──────── INFORMATION SUPPLIED

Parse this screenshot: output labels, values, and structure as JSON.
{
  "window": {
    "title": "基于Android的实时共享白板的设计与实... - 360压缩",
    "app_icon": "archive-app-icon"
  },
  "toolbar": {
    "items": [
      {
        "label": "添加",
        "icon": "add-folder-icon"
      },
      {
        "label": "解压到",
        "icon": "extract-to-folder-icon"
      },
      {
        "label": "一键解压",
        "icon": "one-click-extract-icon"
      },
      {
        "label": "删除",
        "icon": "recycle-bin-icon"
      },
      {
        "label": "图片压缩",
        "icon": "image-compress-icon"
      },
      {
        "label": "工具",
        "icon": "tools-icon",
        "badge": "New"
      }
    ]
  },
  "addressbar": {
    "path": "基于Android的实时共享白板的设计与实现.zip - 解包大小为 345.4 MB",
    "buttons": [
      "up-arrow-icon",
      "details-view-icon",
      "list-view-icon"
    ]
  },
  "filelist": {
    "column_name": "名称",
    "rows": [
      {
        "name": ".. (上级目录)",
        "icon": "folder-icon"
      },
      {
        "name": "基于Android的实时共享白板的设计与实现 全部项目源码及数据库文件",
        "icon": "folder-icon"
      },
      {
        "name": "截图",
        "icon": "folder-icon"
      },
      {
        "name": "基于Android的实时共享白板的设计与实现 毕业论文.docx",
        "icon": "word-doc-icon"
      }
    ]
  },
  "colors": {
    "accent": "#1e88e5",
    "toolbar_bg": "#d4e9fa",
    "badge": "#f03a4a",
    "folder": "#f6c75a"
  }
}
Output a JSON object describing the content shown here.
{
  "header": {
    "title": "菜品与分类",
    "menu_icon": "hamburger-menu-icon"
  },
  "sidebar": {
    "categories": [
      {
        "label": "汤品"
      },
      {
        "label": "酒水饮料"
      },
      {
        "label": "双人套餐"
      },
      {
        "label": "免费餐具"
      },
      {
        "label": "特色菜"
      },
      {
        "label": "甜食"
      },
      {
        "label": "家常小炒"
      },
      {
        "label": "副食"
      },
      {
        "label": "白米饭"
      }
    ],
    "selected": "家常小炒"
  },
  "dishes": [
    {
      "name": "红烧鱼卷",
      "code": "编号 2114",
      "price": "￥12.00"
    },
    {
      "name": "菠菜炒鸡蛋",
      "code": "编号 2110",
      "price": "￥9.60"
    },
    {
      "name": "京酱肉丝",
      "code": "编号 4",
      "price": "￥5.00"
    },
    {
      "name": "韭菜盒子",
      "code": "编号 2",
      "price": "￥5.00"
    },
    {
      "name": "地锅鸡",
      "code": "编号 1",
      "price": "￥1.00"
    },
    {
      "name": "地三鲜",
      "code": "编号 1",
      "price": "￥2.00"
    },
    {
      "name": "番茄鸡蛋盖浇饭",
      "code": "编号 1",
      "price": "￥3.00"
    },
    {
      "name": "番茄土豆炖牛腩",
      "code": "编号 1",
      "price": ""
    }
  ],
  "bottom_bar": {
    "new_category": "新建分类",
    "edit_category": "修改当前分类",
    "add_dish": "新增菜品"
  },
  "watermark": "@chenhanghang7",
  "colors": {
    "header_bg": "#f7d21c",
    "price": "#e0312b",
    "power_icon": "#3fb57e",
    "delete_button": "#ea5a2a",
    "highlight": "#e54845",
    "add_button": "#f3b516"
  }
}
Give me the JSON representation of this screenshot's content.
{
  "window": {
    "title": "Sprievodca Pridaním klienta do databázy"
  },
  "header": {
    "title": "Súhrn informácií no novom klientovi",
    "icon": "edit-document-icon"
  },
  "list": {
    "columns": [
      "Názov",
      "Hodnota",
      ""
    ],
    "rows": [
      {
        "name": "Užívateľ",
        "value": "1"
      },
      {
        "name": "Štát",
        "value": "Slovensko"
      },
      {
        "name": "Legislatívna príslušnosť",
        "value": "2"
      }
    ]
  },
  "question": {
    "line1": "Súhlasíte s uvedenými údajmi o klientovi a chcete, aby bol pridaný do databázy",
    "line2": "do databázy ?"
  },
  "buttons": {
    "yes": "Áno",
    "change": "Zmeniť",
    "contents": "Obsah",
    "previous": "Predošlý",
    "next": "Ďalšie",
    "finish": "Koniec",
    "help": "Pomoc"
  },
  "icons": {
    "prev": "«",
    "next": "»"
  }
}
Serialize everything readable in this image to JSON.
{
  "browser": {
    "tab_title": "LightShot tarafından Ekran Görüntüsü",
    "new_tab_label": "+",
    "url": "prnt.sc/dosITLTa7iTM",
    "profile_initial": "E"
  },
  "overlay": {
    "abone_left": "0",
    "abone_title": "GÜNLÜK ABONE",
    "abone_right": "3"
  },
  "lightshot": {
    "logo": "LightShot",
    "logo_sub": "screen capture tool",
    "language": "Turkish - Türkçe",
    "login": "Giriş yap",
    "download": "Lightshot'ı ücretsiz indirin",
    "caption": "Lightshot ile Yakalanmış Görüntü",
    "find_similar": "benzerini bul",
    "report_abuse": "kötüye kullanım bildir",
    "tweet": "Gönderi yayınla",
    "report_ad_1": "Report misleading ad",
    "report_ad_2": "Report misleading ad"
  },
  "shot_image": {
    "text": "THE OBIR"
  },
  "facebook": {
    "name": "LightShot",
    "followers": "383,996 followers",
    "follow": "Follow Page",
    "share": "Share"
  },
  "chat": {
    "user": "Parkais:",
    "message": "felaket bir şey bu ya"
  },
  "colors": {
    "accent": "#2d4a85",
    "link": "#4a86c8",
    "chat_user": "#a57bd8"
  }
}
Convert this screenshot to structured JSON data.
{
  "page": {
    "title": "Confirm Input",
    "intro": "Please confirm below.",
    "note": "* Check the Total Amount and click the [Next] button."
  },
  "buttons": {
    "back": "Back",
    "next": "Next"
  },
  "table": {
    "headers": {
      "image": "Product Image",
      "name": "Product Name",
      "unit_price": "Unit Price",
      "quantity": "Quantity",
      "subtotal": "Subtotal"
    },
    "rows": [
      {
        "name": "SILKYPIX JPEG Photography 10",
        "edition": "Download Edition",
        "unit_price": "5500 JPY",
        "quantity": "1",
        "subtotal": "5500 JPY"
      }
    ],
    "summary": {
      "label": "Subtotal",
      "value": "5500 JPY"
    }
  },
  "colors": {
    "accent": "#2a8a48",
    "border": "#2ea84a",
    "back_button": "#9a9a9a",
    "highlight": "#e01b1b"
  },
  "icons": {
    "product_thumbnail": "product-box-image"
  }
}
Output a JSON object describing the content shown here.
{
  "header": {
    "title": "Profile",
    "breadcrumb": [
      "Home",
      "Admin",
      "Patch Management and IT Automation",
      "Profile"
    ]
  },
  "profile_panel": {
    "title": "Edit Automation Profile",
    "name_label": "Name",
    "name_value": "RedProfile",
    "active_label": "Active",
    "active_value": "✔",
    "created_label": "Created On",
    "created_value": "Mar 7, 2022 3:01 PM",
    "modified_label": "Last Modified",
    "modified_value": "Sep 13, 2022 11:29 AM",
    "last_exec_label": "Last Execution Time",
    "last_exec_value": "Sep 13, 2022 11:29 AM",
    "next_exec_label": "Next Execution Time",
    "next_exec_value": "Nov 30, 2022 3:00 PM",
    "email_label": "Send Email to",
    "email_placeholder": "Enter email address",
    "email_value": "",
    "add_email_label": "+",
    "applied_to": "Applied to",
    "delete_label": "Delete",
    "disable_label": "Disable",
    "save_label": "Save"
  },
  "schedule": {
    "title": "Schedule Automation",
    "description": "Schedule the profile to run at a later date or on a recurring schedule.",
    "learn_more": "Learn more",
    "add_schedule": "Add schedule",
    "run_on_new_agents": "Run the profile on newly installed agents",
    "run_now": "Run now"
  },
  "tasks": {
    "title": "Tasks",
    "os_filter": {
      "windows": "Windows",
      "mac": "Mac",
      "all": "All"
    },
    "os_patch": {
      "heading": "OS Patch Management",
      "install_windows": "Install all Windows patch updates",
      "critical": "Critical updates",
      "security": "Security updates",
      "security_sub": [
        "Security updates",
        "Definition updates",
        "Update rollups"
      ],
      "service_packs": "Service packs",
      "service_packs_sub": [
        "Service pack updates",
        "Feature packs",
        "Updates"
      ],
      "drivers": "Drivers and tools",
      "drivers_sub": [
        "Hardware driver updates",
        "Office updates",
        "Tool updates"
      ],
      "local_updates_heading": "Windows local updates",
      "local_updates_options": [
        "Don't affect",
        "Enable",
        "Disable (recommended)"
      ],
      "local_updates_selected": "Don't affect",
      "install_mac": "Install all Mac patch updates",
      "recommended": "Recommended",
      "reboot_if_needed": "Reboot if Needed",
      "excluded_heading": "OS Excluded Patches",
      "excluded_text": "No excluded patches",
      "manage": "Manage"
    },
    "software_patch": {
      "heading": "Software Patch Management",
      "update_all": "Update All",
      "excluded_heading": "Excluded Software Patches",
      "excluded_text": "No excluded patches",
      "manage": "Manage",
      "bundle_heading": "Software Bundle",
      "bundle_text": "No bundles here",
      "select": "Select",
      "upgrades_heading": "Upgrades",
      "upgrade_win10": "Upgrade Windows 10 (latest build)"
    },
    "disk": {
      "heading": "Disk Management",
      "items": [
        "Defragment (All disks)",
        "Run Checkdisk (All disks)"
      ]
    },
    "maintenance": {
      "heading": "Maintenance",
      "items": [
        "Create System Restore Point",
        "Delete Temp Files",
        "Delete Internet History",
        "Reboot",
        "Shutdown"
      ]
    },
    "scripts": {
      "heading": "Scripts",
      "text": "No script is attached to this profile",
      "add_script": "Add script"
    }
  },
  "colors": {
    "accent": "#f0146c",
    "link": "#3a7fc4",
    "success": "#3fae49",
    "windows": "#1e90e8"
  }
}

────────────────

* DIRECTIONS
Every line that holds the string "databázy" should be returned.

* WRITTEN RESPONSE
    "title": "Sprievodca Pridaním klienta do databázy"
    "line1": "Súhlasíte s uvedenými údajmi o klientovi a chcete, aby bol pridaný do databázy",
    "line2": "do databázy ?"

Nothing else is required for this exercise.